# START OF Information given

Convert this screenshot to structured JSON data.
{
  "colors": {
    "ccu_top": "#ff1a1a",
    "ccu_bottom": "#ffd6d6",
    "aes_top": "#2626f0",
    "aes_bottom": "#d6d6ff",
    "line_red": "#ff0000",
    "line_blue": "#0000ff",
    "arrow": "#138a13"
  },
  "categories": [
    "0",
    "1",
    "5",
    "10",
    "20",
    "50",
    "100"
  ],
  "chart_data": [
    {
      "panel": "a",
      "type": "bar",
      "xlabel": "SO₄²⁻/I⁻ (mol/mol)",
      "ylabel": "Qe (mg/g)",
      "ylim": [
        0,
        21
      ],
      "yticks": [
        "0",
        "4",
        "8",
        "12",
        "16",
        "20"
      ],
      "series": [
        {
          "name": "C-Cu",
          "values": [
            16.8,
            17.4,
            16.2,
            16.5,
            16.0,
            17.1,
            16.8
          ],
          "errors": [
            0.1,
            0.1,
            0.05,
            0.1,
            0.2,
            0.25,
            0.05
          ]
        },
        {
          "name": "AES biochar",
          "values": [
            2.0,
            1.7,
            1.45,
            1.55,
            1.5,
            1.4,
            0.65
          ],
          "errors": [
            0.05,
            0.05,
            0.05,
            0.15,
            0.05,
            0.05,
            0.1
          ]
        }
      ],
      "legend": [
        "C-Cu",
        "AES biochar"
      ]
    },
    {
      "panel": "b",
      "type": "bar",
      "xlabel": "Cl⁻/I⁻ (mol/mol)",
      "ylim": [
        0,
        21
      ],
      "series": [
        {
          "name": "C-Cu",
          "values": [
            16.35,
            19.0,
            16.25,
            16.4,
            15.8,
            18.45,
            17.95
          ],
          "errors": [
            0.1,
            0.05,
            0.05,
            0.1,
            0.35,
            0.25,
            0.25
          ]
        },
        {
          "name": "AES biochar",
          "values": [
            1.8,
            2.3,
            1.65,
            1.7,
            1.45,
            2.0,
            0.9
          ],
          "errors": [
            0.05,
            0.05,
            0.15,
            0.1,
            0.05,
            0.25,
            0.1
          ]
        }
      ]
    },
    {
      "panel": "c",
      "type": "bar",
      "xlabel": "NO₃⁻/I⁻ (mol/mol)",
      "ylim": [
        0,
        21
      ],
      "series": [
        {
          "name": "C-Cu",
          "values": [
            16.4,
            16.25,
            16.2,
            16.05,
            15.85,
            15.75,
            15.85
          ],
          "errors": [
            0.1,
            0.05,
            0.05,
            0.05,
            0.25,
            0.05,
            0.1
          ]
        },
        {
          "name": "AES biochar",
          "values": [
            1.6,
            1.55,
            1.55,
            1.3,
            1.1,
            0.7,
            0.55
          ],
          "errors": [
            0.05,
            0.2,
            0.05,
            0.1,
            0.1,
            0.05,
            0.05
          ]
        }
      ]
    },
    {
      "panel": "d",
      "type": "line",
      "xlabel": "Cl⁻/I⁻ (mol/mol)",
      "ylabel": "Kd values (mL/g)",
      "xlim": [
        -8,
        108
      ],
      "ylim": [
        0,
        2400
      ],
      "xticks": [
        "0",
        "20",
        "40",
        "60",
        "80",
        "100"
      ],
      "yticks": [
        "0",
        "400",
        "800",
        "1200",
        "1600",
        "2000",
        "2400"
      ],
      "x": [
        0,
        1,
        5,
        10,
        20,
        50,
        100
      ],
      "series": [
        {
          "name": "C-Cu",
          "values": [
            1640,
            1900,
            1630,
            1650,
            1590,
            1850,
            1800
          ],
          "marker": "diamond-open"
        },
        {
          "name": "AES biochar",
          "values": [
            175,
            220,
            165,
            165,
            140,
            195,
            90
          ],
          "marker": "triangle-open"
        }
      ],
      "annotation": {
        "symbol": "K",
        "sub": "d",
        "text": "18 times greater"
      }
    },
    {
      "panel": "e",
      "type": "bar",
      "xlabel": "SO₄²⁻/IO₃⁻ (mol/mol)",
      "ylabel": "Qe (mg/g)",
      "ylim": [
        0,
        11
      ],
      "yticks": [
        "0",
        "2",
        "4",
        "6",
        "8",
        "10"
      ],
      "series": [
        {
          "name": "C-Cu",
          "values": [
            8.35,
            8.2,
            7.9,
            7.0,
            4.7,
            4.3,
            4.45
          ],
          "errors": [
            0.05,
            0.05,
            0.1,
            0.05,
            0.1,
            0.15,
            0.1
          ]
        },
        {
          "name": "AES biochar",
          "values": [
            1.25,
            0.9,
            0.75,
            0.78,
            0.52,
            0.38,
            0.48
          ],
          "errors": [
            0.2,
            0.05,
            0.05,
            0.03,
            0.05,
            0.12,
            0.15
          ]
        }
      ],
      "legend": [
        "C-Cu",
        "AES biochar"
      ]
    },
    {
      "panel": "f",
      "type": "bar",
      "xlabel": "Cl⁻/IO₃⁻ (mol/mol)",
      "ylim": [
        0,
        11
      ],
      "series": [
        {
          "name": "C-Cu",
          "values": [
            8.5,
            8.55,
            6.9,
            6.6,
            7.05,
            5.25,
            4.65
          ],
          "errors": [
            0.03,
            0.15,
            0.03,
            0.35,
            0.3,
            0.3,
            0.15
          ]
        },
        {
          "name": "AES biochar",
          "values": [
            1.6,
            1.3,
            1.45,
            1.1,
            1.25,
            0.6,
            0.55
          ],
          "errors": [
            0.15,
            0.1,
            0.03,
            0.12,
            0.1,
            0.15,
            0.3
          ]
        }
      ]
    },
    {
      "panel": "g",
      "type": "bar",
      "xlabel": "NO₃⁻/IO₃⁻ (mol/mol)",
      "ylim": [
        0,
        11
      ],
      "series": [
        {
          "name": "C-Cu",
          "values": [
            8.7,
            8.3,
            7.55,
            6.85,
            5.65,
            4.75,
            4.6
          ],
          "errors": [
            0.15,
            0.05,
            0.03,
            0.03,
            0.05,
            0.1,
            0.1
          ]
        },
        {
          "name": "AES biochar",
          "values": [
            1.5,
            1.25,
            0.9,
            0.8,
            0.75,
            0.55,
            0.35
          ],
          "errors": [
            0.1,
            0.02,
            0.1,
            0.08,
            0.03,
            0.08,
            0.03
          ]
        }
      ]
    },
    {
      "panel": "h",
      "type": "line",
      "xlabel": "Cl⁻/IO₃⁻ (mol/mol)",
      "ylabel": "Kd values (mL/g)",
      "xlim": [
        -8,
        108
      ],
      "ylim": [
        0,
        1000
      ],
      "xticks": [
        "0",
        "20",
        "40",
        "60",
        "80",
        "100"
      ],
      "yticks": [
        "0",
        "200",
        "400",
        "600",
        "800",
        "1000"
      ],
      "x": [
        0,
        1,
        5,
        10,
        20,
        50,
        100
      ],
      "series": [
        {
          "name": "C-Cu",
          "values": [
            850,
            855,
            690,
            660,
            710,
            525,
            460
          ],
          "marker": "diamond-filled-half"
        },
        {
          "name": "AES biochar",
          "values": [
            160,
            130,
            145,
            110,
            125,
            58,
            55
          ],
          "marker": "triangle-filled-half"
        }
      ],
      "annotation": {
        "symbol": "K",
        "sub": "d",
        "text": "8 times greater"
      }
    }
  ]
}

# END OF Information given

## [Given request]
Each line with the string "text" in it needs to be found and copied.

## [Correct response]
        "text": "18 times greater"
        "text": "8 times greater"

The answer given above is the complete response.